WHAT IS BEING ASKED: Locate every line that holds the string "grid" and copy it.

Dataset excerpts:
-- begin --

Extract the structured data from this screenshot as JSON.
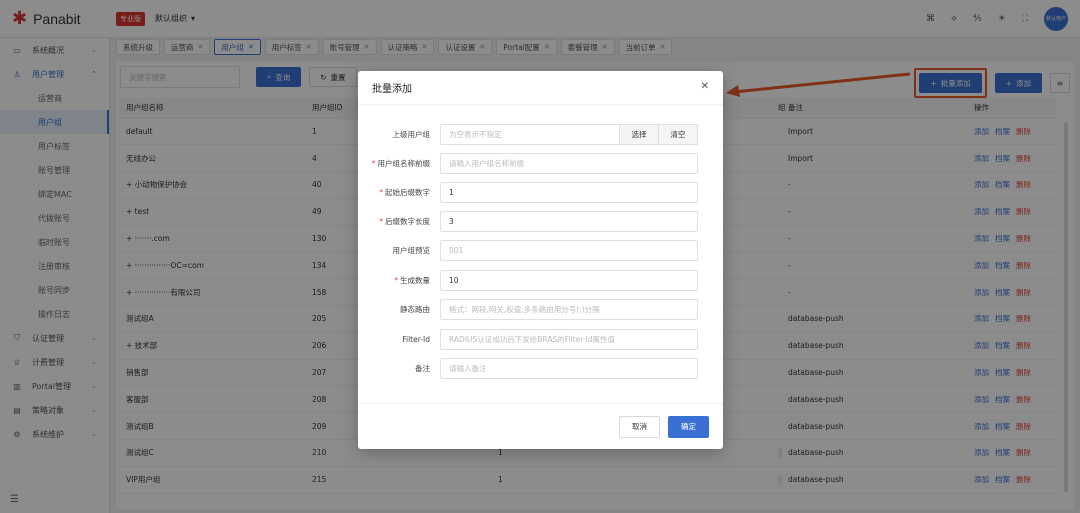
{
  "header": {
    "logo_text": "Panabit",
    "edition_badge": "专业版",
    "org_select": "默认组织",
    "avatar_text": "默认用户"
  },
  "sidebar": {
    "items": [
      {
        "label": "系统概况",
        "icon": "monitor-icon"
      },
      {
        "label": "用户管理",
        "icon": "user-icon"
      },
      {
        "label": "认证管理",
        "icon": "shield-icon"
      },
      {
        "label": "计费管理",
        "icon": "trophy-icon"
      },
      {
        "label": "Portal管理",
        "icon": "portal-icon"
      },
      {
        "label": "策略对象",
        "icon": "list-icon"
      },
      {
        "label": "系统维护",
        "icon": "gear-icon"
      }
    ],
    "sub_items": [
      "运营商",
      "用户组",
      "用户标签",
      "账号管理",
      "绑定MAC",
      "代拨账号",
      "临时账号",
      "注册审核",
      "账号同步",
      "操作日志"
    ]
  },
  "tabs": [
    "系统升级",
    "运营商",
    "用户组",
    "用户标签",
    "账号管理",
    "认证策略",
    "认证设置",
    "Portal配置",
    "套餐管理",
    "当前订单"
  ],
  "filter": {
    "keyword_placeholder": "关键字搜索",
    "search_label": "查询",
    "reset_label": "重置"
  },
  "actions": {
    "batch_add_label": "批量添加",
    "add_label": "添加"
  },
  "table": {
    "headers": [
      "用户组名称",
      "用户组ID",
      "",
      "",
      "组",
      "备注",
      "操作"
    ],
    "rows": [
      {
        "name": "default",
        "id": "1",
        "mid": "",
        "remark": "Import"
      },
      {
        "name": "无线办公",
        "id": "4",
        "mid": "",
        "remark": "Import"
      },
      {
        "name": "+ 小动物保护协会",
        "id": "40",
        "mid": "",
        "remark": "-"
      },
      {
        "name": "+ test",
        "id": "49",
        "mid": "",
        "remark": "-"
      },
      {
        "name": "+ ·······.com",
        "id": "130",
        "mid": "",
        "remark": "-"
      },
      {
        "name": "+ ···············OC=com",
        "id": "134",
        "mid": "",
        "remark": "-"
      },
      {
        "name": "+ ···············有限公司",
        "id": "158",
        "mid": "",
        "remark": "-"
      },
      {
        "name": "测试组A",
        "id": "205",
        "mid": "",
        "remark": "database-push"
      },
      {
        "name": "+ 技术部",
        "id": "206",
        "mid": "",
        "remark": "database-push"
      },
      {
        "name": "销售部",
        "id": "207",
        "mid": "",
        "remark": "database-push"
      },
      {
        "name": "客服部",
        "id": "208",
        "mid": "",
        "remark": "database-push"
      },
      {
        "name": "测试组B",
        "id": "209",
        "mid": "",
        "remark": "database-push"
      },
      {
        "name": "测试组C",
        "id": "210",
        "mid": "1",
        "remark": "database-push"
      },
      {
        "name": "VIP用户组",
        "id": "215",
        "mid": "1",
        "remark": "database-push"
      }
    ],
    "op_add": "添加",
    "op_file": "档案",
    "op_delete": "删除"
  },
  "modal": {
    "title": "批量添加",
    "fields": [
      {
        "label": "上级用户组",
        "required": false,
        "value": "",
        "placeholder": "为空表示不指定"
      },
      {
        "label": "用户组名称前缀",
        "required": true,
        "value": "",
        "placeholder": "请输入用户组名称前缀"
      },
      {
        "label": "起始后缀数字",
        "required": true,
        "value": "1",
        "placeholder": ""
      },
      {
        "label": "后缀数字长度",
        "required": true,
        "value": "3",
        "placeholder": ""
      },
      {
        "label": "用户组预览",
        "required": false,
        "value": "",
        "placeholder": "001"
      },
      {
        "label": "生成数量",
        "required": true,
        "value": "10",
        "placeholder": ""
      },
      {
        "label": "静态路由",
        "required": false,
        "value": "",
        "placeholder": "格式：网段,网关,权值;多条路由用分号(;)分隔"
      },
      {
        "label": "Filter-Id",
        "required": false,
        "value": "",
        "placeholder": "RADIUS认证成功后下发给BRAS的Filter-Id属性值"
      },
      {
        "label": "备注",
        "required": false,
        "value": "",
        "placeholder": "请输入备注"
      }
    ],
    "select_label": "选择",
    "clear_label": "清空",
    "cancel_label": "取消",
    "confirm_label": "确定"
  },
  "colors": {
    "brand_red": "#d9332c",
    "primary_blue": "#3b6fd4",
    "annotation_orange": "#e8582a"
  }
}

-- end --
-- begin --

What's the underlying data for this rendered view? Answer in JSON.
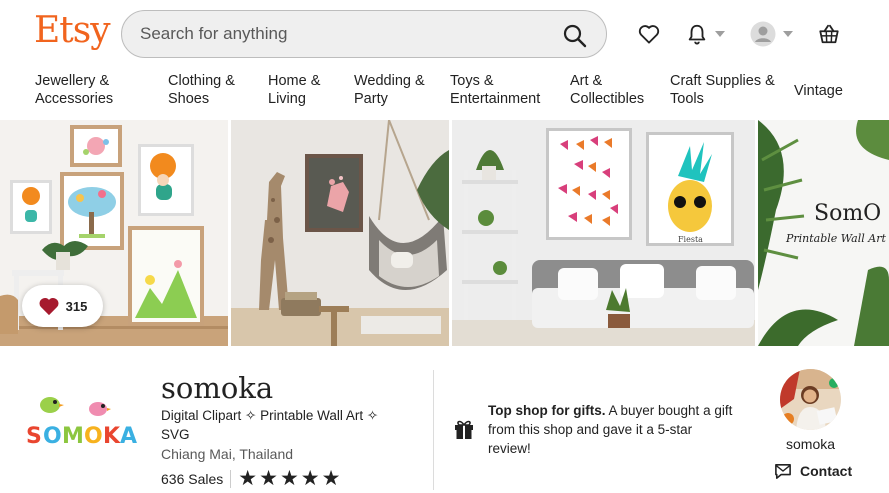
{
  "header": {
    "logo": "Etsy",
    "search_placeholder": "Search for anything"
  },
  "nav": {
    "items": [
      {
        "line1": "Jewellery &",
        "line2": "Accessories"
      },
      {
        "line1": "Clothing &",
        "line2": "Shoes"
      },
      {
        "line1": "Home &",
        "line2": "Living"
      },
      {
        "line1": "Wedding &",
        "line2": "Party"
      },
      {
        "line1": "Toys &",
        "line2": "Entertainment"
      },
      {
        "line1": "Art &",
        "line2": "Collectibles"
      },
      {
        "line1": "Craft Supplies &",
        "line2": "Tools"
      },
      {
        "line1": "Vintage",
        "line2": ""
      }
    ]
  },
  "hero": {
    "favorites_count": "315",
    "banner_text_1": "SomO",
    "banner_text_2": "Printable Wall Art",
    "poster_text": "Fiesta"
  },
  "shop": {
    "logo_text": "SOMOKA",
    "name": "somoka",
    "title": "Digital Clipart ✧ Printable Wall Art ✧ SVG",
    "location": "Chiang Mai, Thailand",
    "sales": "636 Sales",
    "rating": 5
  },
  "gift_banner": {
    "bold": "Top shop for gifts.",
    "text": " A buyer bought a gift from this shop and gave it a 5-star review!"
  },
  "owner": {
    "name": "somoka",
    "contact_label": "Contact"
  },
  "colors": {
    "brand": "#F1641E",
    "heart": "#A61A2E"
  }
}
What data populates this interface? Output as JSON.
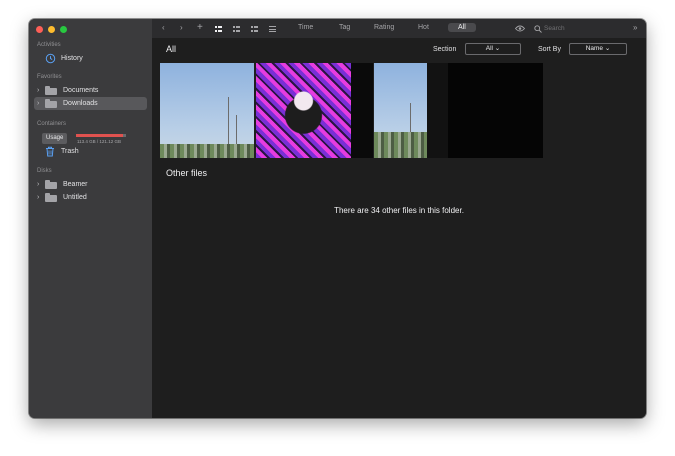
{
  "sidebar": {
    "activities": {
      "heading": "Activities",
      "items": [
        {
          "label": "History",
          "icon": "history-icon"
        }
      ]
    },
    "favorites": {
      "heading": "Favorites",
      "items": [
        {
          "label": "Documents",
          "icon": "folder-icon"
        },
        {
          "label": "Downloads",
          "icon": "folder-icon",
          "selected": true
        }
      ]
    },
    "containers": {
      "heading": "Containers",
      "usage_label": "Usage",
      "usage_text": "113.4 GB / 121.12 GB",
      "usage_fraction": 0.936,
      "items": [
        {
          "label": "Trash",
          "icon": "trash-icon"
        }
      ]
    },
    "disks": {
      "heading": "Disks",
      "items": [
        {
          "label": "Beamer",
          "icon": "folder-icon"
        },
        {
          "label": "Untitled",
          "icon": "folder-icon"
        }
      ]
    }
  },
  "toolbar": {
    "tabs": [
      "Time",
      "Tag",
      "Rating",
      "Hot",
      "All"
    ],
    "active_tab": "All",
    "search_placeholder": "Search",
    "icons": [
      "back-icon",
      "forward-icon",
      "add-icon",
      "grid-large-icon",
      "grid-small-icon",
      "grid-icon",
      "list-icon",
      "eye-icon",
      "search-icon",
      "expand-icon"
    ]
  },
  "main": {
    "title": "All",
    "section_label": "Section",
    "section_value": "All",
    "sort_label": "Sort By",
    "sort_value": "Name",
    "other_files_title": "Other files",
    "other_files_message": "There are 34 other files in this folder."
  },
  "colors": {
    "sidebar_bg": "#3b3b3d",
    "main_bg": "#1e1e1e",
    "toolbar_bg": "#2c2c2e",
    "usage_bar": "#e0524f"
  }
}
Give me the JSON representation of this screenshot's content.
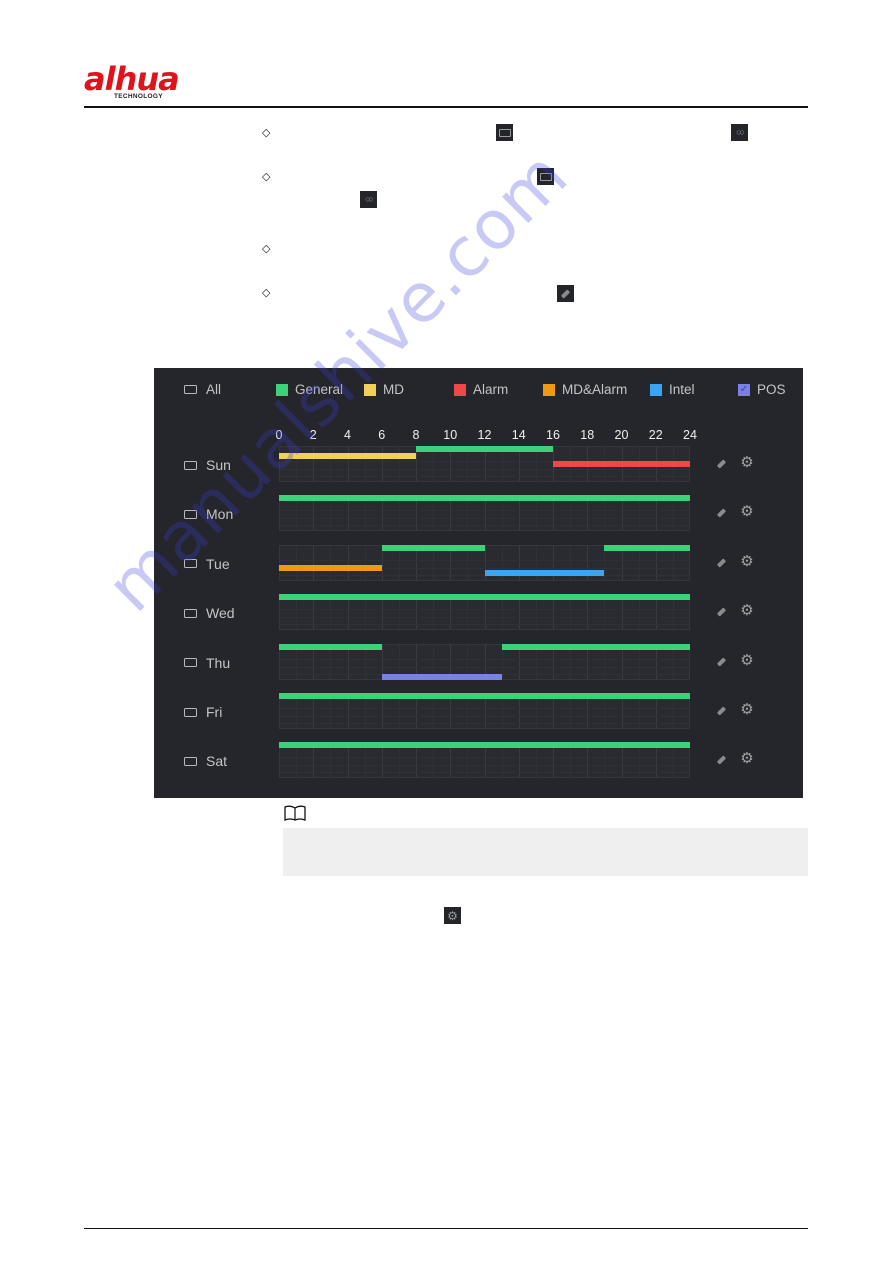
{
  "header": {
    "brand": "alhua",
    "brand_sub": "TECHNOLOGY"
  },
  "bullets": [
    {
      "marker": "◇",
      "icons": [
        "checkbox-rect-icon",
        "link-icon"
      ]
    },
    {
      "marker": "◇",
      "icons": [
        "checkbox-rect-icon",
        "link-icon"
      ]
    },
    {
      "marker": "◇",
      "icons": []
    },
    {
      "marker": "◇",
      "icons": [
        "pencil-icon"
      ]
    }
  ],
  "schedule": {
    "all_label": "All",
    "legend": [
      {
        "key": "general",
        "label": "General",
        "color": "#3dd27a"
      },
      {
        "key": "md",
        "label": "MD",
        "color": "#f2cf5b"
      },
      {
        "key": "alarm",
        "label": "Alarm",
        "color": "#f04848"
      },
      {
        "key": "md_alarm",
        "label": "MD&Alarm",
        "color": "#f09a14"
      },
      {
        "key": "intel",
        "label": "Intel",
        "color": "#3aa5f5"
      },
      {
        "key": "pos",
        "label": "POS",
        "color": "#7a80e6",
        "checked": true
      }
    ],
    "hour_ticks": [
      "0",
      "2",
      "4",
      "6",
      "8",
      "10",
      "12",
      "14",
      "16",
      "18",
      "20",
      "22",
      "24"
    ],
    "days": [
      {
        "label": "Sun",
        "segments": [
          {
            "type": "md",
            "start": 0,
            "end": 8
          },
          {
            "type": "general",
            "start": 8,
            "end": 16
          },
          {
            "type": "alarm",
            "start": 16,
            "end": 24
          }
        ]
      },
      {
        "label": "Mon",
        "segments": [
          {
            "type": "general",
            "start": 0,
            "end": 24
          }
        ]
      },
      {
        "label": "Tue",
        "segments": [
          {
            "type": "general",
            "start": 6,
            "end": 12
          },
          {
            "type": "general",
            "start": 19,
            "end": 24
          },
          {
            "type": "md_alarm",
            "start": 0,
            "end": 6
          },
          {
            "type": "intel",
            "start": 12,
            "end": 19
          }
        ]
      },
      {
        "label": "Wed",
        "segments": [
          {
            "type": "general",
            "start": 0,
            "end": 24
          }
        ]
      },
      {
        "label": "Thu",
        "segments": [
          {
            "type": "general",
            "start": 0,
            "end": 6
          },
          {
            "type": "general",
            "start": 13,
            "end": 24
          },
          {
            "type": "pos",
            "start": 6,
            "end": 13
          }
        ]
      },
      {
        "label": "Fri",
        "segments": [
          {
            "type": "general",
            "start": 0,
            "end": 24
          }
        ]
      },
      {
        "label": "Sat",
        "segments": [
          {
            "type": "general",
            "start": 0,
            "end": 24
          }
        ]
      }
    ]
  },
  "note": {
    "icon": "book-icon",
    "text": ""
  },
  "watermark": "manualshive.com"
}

-- end --

TASK OUTPUT:
      "grid-large-icon",
      "grid-small-icon",
      "grid-icon",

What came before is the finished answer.